## START Records for this exercise
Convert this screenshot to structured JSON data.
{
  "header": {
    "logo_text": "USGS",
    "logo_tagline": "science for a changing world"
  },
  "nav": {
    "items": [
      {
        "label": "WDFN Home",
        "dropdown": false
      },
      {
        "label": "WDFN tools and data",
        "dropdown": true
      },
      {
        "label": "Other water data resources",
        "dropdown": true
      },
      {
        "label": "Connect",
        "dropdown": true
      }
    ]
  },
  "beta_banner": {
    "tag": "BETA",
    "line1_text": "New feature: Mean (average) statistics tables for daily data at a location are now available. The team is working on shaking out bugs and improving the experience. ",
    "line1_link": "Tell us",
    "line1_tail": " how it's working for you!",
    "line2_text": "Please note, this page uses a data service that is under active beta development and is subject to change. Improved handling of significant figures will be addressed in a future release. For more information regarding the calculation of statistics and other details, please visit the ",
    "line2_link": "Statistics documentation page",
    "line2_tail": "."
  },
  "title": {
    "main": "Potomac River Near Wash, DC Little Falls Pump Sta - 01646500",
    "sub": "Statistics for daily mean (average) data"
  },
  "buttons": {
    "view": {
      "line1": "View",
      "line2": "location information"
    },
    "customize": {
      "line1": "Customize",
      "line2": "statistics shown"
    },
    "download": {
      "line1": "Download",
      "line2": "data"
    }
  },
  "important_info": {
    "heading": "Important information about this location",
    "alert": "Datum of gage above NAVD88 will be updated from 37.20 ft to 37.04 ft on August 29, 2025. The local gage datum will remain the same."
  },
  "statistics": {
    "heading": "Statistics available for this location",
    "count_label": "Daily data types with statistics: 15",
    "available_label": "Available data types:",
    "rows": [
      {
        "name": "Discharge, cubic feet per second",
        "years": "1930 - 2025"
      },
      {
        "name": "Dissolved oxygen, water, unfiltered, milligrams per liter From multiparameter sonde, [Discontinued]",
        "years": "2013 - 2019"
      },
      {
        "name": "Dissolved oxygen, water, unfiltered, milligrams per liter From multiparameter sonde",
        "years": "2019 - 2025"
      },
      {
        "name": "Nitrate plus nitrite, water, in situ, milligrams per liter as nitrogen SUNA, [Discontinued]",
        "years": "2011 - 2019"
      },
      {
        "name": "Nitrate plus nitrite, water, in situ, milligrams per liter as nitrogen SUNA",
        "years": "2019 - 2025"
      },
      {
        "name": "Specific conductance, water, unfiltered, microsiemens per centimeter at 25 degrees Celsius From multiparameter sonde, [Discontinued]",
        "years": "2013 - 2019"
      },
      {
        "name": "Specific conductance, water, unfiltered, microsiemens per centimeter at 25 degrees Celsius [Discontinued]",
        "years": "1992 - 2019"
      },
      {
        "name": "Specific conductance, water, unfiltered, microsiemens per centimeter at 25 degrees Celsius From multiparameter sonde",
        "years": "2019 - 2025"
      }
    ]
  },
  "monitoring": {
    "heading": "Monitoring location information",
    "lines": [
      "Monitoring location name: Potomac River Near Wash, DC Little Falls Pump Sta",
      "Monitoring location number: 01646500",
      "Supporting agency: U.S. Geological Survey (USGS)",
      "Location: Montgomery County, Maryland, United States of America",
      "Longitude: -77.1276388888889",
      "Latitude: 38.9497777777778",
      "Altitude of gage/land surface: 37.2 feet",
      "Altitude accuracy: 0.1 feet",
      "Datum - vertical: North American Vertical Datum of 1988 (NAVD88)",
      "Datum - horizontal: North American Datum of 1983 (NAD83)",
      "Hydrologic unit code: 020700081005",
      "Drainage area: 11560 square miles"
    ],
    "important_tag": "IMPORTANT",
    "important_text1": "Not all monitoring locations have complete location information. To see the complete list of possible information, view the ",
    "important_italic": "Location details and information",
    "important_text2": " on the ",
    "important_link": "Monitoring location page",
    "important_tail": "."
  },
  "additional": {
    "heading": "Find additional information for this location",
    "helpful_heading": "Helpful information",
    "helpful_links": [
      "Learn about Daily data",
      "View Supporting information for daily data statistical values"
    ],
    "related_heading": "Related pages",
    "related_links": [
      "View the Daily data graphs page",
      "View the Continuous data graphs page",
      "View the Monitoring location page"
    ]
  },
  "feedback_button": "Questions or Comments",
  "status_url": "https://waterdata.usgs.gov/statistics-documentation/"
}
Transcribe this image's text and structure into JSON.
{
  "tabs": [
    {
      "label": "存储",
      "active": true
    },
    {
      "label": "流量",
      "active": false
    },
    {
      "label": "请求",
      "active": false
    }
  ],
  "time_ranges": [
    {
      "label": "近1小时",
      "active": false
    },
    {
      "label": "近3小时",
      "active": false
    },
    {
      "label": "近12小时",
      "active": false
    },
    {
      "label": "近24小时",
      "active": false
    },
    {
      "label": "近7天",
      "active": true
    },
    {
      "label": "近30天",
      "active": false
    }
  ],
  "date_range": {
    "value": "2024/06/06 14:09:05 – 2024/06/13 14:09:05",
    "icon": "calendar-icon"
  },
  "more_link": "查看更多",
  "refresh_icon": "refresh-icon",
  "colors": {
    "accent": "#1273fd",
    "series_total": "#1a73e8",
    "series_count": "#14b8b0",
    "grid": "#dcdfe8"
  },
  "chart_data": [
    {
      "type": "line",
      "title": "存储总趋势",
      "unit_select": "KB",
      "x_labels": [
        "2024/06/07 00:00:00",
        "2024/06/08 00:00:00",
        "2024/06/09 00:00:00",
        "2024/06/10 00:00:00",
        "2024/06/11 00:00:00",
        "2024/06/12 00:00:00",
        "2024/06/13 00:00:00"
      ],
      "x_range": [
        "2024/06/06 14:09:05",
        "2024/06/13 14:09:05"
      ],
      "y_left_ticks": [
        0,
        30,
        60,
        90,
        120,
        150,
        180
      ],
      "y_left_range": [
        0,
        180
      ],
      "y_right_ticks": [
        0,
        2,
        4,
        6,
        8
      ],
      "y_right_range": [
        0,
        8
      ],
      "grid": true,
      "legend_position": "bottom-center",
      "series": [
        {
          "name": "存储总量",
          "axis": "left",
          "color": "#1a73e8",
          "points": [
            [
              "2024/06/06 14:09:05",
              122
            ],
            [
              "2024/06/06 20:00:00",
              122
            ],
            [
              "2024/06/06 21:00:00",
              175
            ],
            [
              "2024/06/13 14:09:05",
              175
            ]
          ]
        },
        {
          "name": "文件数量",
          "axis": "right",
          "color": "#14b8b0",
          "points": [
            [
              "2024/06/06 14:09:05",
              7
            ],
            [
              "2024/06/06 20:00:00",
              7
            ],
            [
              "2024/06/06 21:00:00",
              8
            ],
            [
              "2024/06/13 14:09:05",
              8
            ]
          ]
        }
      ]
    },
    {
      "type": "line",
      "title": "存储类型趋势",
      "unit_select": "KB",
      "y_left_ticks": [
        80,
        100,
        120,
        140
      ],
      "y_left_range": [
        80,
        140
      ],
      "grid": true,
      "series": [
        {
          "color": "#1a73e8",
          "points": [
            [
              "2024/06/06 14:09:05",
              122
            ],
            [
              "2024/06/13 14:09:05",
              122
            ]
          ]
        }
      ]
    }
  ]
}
## END Records for this exercise
Copy each line above that contains the word "graphs".

      "View the Daily data graphs page",
      "View the Continuous data graphs page",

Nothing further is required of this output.